— START —

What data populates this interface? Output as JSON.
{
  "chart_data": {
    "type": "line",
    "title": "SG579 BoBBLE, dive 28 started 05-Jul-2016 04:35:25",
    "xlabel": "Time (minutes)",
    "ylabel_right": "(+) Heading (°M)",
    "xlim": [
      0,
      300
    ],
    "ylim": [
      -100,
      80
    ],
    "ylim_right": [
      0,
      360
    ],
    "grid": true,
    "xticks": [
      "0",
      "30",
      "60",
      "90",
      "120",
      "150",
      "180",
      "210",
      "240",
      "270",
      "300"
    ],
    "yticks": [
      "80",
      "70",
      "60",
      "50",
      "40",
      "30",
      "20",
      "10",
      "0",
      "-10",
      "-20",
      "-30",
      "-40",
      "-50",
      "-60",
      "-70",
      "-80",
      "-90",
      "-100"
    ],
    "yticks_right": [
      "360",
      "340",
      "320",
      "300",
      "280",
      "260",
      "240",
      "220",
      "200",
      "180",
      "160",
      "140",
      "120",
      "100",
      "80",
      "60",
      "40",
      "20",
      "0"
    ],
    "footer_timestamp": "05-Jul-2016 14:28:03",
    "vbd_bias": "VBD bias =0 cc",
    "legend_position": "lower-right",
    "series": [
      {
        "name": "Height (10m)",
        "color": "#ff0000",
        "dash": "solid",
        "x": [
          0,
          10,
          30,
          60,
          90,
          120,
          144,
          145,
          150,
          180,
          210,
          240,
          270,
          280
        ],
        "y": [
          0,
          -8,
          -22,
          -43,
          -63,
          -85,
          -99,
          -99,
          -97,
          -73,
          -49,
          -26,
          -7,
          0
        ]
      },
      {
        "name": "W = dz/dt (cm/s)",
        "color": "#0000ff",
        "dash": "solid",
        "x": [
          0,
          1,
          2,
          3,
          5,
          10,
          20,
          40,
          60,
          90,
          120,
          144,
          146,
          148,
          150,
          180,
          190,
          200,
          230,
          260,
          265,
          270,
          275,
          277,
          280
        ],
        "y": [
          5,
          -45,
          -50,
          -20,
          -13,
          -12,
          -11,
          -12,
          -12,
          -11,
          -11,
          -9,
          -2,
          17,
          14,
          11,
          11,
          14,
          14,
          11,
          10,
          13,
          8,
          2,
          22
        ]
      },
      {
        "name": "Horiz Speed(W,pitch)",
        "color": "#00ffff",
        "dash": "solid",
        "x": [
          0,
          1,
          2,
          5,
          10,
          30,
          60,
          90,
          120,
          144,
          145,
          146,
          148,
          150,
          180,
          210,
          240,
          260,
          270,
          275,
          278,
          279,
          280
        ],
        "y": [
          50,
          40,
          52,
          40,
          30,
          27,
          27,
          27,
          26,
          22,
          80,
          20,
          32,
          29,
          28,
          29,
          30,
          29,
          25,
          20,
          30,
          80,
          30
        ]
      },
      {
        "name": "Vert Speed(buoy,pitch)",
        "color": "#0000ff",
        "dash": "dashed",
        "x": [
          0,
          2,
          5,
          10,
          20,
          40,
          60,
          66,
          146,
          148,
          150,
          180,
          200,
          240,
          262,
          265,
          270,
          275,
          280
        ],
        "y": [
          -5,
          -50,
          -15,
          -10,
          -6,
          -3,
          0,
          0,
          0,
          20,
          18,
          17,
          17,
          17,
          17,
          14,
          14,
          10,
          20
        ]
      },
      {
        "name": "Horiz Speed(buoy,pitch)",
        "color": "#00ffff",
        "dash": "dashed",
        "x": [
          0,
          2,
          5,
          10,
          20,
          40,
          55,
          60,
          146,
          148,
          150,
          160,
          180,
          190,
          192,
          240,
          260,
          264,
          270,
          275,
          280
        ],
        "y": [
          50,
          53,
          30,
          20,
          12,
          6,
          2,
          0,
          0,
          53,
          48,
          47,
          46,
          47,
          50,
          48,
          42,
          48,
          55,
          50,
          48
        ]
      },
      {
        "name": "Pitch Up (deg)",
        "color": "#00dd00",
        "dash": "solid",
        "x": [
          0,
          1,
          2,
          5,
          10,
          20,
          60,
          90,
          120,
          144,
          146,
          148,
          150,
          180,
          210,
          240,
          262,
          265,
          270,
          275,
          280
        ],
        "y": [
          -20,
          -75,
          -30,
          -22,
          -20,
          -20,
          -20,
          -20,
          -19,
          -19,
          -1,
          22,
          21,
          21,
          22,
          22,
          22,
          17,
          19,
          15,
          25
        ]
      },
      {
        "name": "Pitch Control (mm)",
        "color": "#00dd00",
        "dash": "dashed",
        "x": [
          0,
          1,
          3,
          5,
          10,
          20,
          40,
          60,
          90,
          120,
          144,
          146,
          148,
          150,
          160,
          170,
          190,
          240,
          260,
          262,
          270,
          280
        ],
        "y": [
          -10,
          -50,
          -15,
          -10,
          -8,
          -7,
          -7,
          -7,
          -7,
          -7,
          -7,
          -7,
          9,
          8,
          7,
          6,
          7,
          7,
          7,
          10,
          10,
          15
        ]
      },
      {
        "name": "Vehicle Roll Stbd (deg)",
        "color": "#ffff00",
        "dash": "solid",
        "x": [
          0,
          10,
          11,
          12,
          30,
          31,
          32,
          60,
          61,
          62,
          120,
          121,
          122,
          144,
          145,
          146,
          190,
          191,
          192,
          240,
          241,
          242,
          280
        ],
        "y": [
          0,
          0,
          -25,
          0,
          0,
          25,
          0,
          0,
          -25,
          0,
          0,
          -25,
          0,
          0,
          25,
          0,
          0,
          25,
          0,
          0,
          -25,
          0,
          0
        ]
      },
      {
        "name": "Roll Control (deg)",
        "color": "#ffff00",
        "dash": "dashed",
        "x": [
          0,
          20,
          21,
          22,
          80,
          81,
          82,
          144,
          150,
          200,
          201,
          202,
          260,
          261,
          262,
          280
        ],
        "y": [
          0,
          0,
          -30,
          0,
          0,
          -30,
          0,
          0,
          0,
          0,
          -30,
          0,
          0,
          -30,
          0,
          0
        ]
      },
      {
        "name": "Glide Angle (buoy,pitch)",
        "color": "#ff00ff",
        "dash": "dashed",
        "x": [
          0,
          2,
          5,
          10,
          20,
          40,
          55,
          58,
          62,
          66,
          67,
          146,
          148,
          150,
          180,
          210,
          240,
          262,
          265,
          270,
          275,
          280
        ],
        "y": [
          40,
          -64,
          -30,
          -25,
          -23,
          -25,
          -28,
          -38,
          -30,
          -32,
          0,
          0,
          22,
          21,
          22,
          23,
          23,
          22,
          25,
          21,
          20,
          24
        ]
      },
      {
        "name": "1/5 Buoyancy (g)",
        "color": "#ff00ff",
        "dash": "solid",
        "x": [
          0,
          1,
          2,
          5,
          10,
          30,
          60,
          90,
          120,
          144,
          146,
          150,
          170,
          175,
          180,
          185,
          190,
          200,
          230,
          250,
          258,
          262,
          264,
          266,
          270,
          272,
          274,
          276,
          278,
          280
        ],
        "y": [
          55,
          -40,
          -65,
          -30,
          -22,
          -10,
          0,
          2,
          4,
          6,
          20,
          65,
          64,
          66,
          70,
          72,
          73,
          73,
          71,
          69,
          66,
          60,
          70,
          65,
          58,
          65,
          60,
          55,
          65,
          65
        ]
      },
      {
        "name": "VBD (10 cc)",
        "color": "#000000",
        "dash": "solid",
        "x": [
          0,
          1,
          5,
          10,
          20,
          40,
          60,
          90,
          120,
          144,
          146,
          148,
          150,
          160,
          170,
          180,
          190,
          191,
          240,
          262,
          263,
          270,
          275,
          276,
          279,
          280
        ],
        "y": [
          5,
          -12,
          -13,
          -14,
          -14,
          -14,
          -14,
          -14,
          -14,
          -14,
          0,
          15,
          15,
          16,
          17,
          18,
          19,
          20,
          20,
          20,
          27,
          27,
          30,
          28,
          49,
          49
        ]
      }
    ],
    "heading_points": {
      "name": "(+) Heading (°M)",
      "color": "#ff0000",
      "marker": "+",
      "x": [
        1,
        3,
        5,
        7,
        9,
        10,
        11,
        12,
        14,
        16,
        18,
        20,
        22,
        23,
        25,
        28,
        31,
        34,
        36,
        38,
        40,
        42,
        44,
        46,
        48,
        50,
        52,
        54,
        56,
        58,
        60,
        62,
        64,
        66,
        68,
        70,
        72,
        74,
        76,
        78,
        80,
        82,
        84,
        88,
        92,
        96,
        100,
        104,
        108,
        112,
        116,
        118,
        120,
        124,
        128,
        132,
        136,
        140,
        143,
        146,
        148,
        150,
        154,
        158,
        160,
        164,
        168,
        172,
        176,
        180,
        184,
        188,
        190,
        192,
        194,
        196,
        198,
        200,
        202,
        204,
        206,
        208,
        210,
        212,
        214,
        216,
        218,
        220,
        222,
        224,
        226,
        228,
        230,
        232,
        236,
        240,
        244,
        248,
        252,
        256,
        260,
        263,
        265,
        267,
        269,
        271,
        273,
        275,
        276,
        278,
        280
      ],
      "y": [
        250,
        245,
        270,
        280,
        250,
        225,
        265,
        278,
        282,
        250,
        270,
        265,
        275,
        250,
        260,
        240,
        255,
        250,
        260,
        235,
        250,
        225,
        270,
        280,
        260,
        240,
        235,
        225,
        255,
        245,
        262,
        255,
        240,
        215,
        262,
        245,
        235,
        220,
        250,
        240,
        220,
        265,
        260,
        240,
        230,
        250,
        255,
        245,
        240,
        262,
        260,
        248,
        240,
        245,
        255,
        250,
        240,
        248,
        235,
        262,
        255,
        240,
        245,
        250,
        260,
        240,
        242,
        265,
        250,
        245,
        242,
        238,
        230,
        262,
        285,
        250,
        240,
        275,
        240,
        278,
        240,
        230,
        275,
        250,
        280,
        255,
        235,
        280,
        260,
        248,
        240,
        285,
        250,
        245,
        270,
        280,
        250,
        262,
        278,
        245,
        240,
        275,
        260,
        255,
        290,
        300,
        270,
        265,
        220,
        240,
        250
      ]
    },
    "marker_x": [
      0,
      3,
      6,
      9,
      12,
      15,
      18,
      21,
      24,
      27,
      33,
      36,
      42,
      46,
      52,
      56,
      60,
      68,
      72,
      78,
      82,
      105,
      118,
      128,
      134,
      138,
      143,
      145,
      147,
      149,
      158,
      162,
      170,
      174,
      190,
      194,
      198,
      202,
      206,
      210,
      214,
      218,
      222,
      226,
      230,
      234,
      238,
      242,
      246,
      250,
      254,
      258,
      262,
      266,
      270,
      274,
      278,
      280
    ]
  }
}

— END —

STATED TASK:
Using the listing above, locate the lines that hold "Roll" and copy each one.

THE SOLUTION:
        "name": "Vehicle Roll Stbd (deg)",
        "name": "Roll Control (deg)",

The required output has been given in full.